▶ TASK PROMPT: Copy all records verbatim.

▶ RECORDS FOR THE TASK:

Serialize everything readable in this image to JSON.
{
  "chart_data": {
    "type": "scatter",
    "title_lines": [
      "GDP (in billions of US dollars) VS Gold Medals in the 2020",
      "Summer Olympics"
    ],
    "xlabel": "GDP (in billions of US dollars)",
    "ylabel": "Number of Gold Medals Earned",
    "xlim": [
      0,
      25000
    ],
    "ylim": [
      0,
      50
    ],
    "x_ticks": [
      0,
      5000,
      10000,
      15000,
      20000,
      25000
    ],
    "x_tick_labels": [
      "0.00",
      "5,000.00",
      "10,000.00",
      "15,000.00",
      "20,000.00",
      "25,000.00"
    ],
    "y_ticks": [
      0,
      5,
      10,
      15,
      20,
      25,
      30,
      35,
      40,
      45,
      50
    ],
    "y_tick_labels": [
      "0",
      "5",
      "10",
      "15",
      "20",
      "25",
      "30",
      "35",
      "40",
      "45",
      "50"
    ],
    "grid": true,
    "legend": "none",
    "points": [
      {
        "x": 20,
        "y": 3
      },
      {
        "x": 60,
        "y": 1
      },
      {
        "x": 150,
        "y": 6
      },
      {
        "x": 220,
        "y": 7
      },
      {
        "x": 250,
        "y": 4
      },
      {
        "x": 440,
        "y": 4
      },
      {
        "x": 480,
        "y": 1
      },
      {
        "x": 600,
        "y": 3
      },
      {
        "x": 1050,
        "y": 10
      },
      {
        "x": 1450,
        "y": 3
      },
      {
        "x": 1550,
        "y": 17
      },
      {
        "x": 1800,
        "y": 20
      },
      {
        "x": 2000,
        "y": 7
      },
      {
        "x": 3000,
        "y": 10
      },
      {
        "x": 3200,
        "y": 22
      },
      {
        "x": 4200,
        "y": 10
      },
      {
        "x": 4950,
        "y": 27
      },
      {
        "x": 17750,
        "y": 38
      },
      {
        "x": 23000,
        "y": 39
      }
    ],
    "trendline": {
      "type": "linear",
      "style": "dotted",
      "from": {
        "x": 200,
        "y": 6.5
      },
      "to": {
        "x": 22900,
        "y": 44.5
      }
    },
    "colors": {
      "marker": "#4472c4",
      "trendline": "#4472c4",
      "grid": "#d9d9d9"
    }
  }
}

▶ FINAL RESULT:
Serialize everything readable in this image to JSON.
{
  "chart_data": {
    "type": "scatter",
    "title_lines": [
      "GDP (in billions of US dollars) VS Gold Medals in the 2020",
      "Summer Olympics"
    ],
    "xlabel": "GDP (in billions of US dollars)",
    "ylabel": "Number of Gold Medals Earned",
    "xlim": [
      0,
      25000
    ],
    "ylim": [
      0,
      50
    ],
    "x_ticks": [
      0,
      5000,
      10000,
      15000,
      20000,
      25000
    ],
    "x_tick_labels": [
      "0.00",
      "5,000.00",
      "10,000.00",
      "15,000.00",
      "20,000.00",
      "25,000.00"
    ],
    "y_ticks": [
      0,
      5,
      10,
      15,
      20,
      25,
      30,
      35,
      40,
      45,
      50
    ],
    "y_tick_labels": [
      "0",
      "5",
      "10",
      "15",
      "20",
      "25",
      "30",
      "35",
      "40",
      "45",
      "50"
    ],
    "grid": true,
    "legend": "none",
    "points": [
      {
        "x": 20,
        "y": 3
      },
      {
        "x": 60,
        "y": 1
      },
      {
        "x": 150,
        "y": 6
      },
      {
        "x": 220,
        "y": 7
      },
      {
        "x": 250,
        "y": 4
      },
      {
        "x": 440,
        "y": 4
      },
      {
        "x": 480,
        "y": 1
      },
      {
        "x": 600,
        "y": 3
      },
      {
        "x": 1050,
        "y": 10
      },
      {
        "x": 1450,
        "y": 3
      },
      {
        "x": 1550,
        "y": 17
      },
      {
        "x": 1800,
        "y": 20
      },
      {
        "x": 2000,
        "y": 7
      },
      {
        "x": 3000,
        "y": 10
      },
      {
        "x": 3200,
        "y": 22
      },
      {
        "x": 4200,
        "y": 10
      },
      {
        "x": 4950,
        "y": 27
      },
      {
        "x": 17750,
        "y": 38
      },
      {
        "x": 23000,
        "y": 39
      }
    ],
    "trendline": {
      "type": "linear",
      "style": "dotted",
      "from": {
        "x": 200,
        "y": 6.5
      },
      "to": {
        "x": 22900,
        "y": 44.5
      }
    },
    "colors": {
      "marker": "#4472c4",
      "trendline": "#4472c4",
      "grid": "#d9d9d9"
    }
  }
}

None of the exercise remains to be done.